◆ **What you need to do**
Give back the full listing, character for character, with no pictures.

──────────

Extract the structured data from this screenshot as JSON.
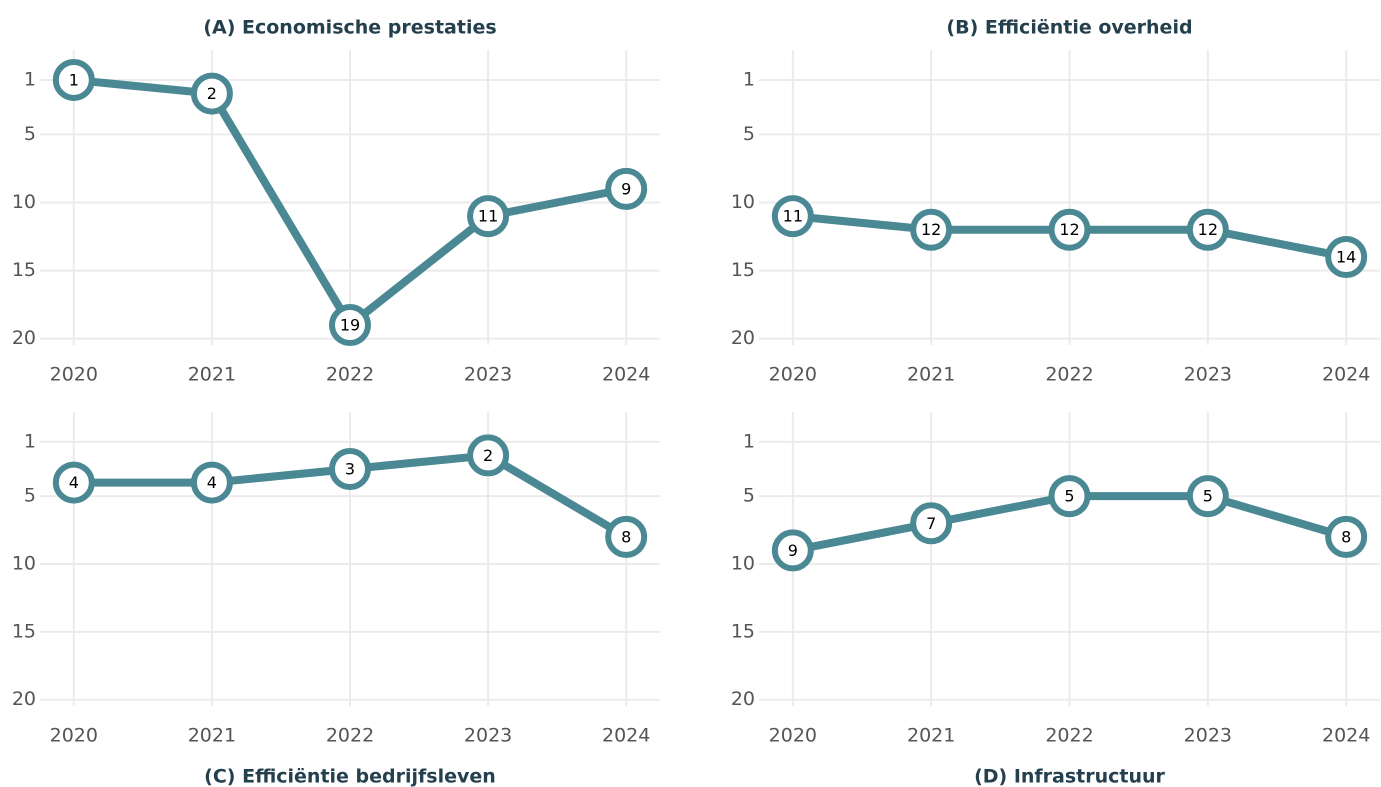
{
  "chart_data": [
    {
      "type": "line",
      "title": "(A) Economische prestaties",
      "title_position": "top",
      "x": [
        2020,
        2021,
        2022,
        2023,
        2024
      ],
      "xlim": [
        2019.9,
        2024.1
      ],
      "xticks": [
        2020,
        2021,
        2022,
        2023,
        2024
      ],
      "ylim": [
        -1.2,
        21.2
      ],
      "y_reversed": true,
      "yticks": [
        1,
        5,
        10,
        15,
        20
      ],
      "grid": true,
      "series": [
        {
          "name": "Economische prestaties",
          "color": "#4a8894",
          "values": [
            1,
            2,
            19,
            11,
            9
          ]
        }
      ]
    },
    {
      "type": "line",
      "title": "(B) Efficiëntie overheid",
      "title_position": "top",
      "x": [
        2020,
        2021,
        2022,
        2023,
        2024
      ],
      "xlim": [
        2019.9,
        2024.1
      ],
      "xticks": [
        2020,
        2021,
        2022,
        2023,
        2024
      ],
      "ylim": [
        -1.2,
        21.2
      ],
      "y_reversed": true,
      "yticks": [
        1,
        5,
        10,
        15,
        20
      ],
      "grid": true,
      "series": [
        {
          "name": "Efficiëntie overheid",
          "color": "#4a8894",
          "values": [
            11,
            12,
            12,
            12,
            14
          ]
        }
      ]
    },
    {
      "type": "line",
      "title": "(C) Efficiëntie bedrijfsleven",
      "title_position": "bottom",
      "x": [
        2020,
        2021,
        2022,
        2023,
        2024
      ],
      "xlim": [
        2019.9,
        2024.1
      ],
      "xticks": [
        2020,
        2021,
        2022,
        2023,
        2024
      ],
      "ylim": [
        -1.2,
        21.2
      ],
      "y_reversed": true,
      "yticks": [
        1,
        5,
        10,
        15,
        20
      ],
      "grid": true,
      "series": [
        {
          "name": "Efficiëntie bedrijfsleven",
          "color": "#4a8894",
          "values": [
            4,
            4,
            3,
            2,
            8
          ]
        }
      ]
    },
    {
      "type": "line",
      "title": "(D) Infrastructuur",
      "title_position": "bottom",
      "x": [
        2020,
        2021,
        2022,
        2023,
        2024
      ],
      "xlim": [
        2019.9,
        2024.1
      ],
      "xticks": [
        2020,
        2021,
        2022,
        2023,
        2024
      ],
      "ylim": [
        -1.2,
        21.2
      ],
      "y_reversed": true,
      "yticks": [
        1,
        5,
        10,
        15,
        20
      ],
      "grid": true,
      "series": [
        {
          "name": "Infrastructuur",
          "color": "#4a8894",
          "values": [
            9,
            7,
            5,
            5,
            8
          ]
        }
      ]
    }
  ]
}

──────────

◆ **Solution below**
Extract the structured data from this screenshot as JSON.
{
  "chart_data": [
    {
      "type": "line",
      "title": "(A) Economische prestaties",
      "title_position": "top",
      "x": [
        2020,
        2021,
        2022,
        2023,
        2024
      ],
      "xlim": [
        2019.9,
        2024.1
      ],
      "xticks": [
        2020,
        2021,
        2022,
        2023,
        2024
      ],
      "ylim": [
        -1.2,
        21.2
      ],
      "y_reversed": true,
      "yticks": [
        1,
        5,
        10,
        15,
        20
      ],
      "grid": true,
      "series": [
        {
          "name": "Economische prestaties",
          "color": "#4a8894",
          "values": [
            1,
            2,
            19,
            11,
            9
          ]
        }
      ]
    },
    {
      "type": "line",
      "title": "(B) Efficiëntie overheid",
      "title_position": "top",
      "x": [
        2020,
        2021,
        2022,
        2023,
        2024
      ],
      "xlim": [
        2019.9,
        2024.1
      ],
      "xticks": [
        2020,
        2021,
        2022,
        2023,
        2024
      ],
      "ylim": [
        -1.2,
        21.2
      ],
      "y_reversed": true,
      "yticks": [
        1,
        5,
        10,
        15,
        20
      ],
      "grid": true,
      "series": [
        {
          "name": "Efficiëntie overheid",
          "color": "#4a8894",
          "values": [
            11,
            12,
            12,
            12,
            14
          ]
        }
      ]
    },
    {
      "type": "line",
      "title": "(C) Efficiëntie bedrijfsleven",
      "title_position": "bottom",
      "x": [
        2020,
        2021,
        2022,
        2023,
        2024
      ],
      "xlim": [
        2019.9,
        2024.1
      ],
      "xticks": [
        2020,
        2021,
        2022,
        2023,
        2024
      ],
      "ylim": [
        -1.2,
        21.2
      ],
      "y_reversed": true,
      "yticks": [
        1,
        5,
        10,
        15,
        20
      ],
      "grid": true,
      "series": [
        {
          "name": "Efficiëntie bedrijfsleven",
          "color": "#4a8894",
          "values": [
            4,
            4,
            3,
            2,
            8
          ]
        }
      ]
    },
    {
      "type": "line",
      "title": "(D) Infrastructuur",
      "title_position": "bottom",
      "x": [
        2020,
        2021,
        2022,
        2023,
        2024
      ],
      "xlim": [
        2019.9,
        2024.1
      ],
      "xticks": [
        2020,
        2021,
        2022,
        2023,
        2024
      ],
      "ylim": [
        -1.2,
        21.2
      ],
      "y_reversed": true,
      "yticks": [
        1,
        5,
        10,
        15,
        20
      ],
      "grid": true,
      "series": [
        {
          "name": "Infrastructuur",
          "color": "#4a8894",
          "values": [
            9,
            7,
            5,
            5,
            8
          ]
        }
      ]
    }
  ]
}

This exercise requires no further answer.